Exercise objective: Verbatim output of all the material below is required.
──────── Data extract
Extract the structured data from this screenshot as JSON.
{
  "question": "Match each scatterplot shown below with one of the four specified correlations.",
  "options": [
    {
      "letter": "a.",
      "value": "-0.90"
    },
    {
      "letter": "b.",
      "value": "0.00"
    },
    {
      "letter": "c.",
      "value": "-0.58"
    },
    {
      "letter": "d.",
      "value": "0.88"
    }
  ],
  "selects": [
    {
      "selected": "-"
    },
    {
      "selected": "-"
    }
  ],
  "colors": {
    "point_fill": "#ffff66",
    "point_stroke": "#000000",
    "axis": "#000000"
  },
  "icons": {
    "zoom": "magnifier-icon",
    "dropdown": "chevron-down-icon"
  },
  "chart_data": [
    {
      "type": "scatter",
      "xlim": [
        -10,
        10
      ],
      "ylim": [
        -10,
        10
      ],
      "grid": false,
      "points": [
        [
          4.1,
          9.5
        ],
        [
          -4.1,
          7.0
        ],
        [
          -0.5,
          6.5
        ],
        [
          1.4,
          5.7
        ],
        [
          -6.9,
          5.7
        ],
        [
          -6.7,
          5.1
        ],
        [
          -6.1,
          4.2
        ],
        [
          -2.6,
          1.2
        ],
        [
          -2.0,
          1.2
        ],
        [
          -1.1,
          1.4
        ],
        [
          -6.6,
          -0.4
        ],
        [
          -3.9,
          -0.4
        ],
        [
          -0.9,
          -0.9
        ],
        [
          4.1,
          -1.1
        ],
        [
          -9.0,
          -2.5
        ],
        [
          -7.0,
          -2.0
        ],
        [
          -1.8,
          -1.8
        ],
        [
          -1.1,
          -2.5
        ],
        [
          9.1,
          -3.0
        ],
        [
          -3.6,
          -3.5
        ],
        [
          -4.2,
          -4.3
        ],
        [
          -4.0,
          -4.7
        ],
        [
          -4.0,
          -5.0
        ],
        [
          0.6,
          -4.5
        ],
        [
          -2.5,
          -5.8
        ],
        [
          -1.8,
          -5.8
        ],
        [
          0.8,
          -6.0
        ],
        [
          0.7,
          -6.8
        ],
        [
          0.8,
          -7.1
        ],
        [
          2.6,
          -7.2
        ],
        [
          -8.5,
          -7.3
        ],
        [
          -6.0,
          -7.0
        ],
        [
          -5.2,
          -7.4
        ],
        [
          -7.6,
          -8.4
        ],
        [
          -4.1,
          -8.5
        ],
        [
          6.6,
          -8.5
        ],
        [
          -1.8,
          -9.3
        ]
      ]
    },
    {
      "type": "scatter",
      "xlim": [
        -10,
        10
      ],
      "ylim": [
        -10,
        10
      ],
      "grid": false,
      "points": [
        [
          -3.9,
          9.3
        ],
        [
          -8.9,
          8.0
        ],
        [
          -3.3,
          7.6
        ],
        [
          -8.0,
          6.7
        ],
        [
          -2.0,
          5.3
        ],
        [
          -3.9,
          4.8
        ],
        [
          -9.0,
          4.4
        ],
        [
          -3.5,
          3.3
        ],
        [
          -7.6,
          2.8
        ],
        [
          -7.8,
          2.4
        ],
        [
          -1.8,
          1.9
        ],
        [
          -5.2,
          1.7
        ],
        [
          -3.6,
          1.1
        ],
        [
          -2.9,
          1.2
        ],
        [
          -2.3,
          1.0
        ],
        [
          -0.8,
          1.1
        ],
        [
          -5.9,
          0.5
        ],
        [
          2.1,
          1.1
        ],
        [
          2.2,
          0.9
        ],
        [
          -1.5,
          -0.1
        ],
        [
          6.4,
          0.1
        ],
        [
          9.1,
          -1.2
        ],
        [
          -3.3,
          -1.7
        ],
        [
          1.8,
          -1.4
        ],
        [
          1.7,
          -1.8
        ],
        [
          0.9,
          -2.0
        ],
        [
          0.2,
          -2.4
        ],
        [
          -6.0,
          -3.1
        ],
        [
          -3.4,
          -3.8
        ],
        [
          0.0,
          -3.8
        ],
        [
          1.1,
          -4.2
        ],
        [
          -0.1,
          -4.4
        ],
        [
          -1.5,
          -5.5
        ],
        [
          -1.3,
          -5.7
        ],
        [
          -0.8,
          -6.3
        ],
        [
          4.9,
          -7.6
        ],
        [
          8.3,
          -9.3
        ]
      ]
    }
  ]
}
────────────────
Answer:
Extract the structured data from this screenshot as JSON.
{
  "question": "Match each scatterplot shown below with one of the four specified correlations.",
  "options": [
    {
      "letter": "a.",
      "value": "-0.90"
    },
    {
      "letter": "b.",
      "value": "0.00"
    },
    {
      "letter": "c.",
      "value": "-0.58"
    },
    {
      "letter": "d.",
      "value": "0.88"
    }
  ],
  "selects": [
    {
      "selected": "-"
    },
    {
      "selected": "-"
    }
  ],
  "colors": {
    "point_fill": "#ffff66",
    "point_stroke": "#000000",
    "axis": "#000000"
  },
  "icons": {
    "zoom": "magnifier-icon",
    "dropdown": "chevron-down-icon"
  },
  "chart_data": [
    {
      "type": "scatter",
      "xlim": [
        -10,
        10
      ],
      "ylim": [
        -10,
        10
      ],
      "grid": false,
      "points": [
        [
          4.1,
          9.5
        ],
        [
          -4.1,
          7.0
        ],
        [
          -0.5,
          6.5
        ],
        [
          1.4,
          5.7
        ],
        [
          -6.9,
          5.7
        ],
        [
          -6.7,
          5.1
        ],
        [
          -6.1,
          4.2
        ],
        [
          -2.6,
          1.2
        ],
        [
          -2.0,
          1.2
        ],
        [
          -1.1,
          1.4
        ],
        [
          -6.6,
          -0.4
        ],
        [
          -3.9,
          -0.4
        ],
        [
          -0.9,
          -0.9
        ],
        [
          4.1,
          -1.1
        ],
        [
          -9.0,
          -2.5
        ],
        [
          -7.0,
          -2.0
        ],
        [
          -1.8,
          -1.8
        ],
        [
          -1.1,
          -2.5
        ],
        [
          9.1,
          -3.0
        ],
        [
          -3.6,
          -3.5
        ],
        [
          -4.2,
          -4.3
        ],
        [
          -4.0,
          -4.7
        ],
        [
          -4.0,
          -5.0
        ],
        [
          0.6,
          -4.5
        ],
        [
          -2.5,
          -5.8
        ],
        [
          -1.8,
          -5.8
        ],
        [
          0.8,
          -6.0
        ],
        [
          0.7,
          -6.8
        ],
        [
          0.8,
          -7.1
        ],
        [
          2.6,
          -7.2
        ],
        [
          -8.5,
          -7.3
        ],
        [
          -6.0,
          -7.0
        ],
        [
          -5.2,
          -7.4
        ],
        [
          -7.6,
          -8.4
        ],
        [
          -4.1,
          -8.5
        ],
        [
          6.6,
          -8.5
        ],
        [
          -1.8,
          -9.3
        ]
      ]
    },
    {
      "type": "scatter",
      "xlim": [
        -10,
        10
      ],
      "ylim": [
        -10,
        10
      ],
      "grid": false,
      "points": [
        [
          -3.9,
          9.3
        ],
        [
          -8.9,
          8.0
        ],
        [
          -3.3,
          7.6
        ],
        [
          -8.0,
          6.7
        ],
        [
          -2.0,
          5.3
        ],
        [
          -3.9,
          4.8
        ],
        [
          -9.0,
          4.4
        ],
        [
          -3.5,
          3.3
        ],
        [
          -7.6,
          2.8
        ],
        [
          -7.8,
          2.4
        ],
        [
          -1.8,
          1.9
        ],
        [
          -5.2,
          1.7
        ],
        [
          -3.6,
          1.1
        ],
        [
          -2.9,
          1.2
        ],
        [
          -2.3,
          1.0
        ],
        [
          -0.8,
          1.1
        ],
        [
          -5.9,
          0.5
        ],
        [
          2.1,
          1.1
        ],
        [
          2.2,
          0.9
        ],
        [
          -1.5,
          -0.1
        ],
        [
          6.4,
          0.1
        ],
        [
          9.1,
          -1.2
        ],
        [
          -3.3,
          -1.7
        ],
        [
          1.8,
          -1.4
        ],
        [
          1.7,
          -1.8
        ],
        [
          0.9,
          -2.0
        ],
        [
          0.2,
          -2.4
        ],
        [
          -6.0,
          -3.1
        ],
        [
          -3.4,
          -3.8
        ],
        [
          0.0,
          -3.8
        ],
        [
          1.1,
          -4.2
        ],
        [
          -0.1,
          -4.4
        ],
        [
          -1.5,
          -5.5
        ],
        [
          -1.3,
          -5.7
        ],
        [
          -0.8,
          -6.3
        ],
        [
          4.9,
          -7.6
        ],
        [
          8.3,
          -9.3
        ]
      ]
    }
  ]
}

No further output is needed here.